Collected data entries
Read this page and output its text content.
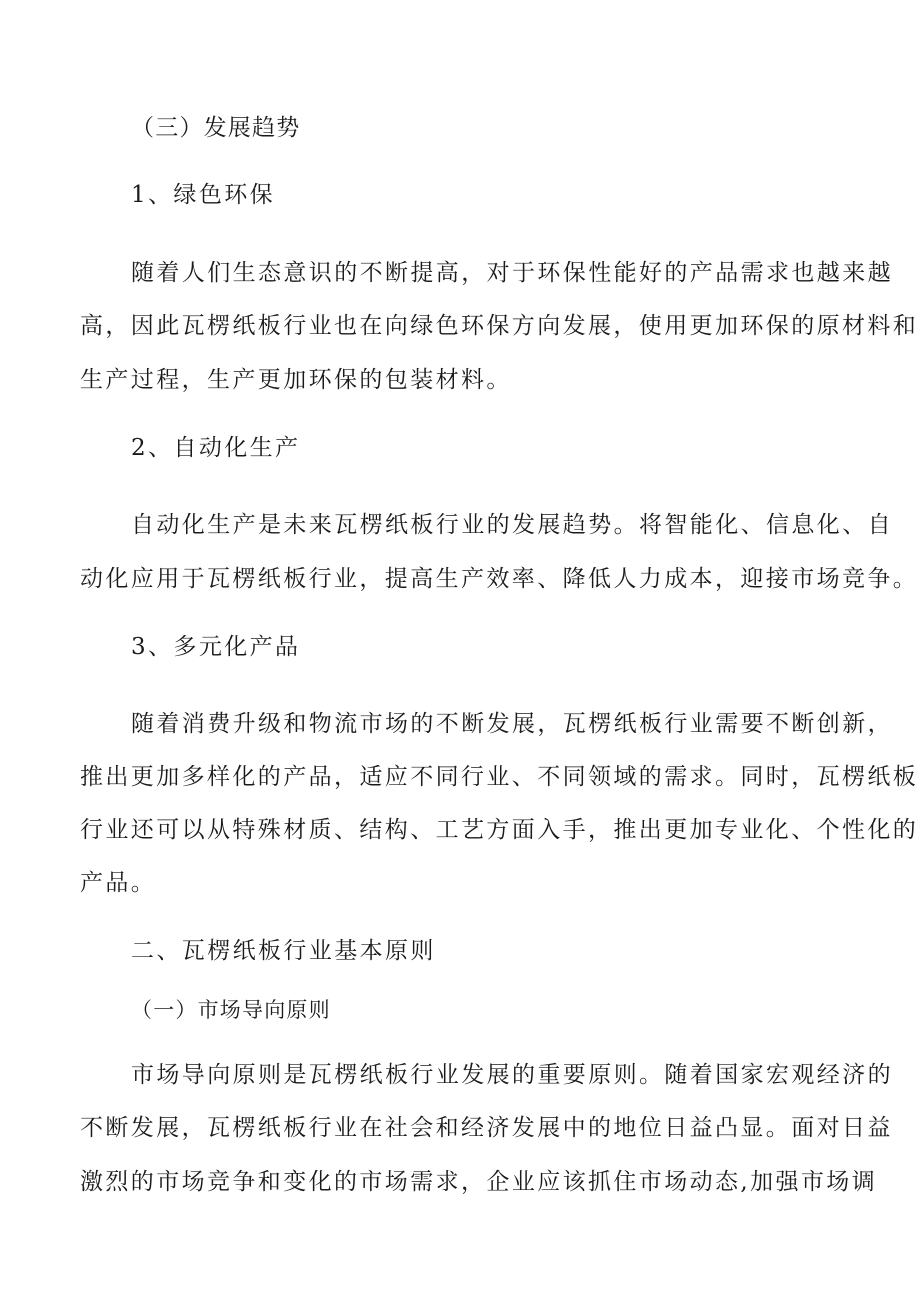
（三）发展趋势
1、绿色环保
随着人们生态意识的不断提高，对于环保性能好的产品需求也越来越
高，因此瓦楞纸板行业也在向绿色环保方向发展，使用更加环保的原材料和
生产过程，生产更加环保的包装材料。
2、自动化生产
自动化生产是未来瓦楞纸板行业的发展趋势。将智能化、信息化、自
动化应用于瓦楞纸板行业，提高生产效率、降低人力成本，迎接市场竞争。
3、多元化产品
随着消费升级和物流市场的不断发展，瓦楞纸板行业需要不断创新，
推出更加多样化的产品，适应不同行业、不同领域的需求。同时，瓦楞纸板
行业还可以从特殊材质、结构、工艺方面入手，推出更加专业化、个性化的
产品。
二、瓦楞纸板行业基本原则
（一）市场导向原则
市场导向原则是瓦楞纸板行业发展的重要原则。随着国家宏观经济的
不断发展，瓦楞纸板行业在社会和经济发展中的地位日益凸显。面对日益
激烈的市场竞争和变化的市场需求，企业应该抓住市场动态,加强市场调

...

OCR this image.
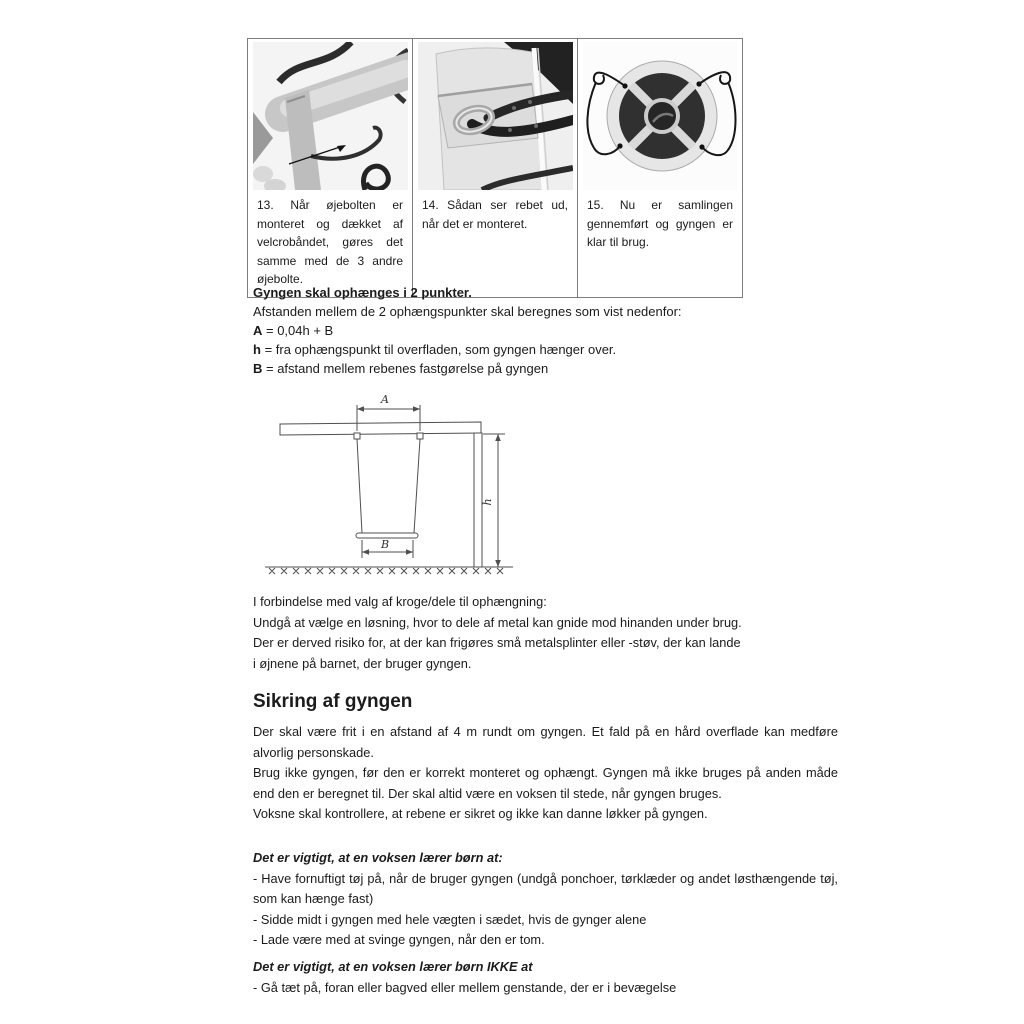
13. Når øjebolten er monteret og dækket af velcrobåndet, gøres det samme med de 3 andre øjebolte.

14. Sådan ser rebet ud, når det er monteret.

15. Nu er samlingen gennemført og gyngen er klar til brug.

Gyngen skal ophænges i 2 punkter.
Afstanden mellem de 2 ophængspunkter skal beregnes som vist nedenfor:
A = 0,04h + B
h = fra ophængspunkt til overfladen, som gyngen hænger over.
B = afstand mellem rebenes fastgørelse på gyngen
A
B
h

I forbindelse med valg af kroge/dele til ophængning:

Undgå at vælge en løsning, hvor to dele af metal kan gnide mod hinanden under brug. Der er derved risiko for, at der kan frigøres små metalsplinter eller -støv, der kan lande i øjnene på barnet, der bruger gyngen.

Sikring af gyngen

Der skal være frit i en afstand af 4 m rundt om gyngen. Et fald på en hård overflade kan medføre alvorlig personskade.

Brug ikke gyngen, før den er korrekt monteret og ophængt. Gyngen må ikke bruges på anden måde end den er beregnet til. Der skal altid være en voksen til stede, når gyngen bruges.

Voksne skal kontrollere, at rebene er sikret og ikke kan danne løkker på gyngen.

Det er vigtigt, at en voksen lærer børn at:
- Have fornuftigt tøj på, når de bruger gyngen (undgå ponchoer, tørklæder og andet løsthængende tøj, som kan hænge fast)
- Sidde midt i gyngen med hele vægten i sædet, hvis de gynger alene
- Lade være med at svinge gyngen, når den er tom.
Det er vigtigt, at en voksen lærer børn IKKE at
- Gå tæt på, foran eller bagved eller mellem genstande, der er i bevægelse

== PROBLEM TO WORK ON ==
Each line in the material either holds the string "vigtigt" or does not. State how many do, and nothing else.

== SOLUTION ==
2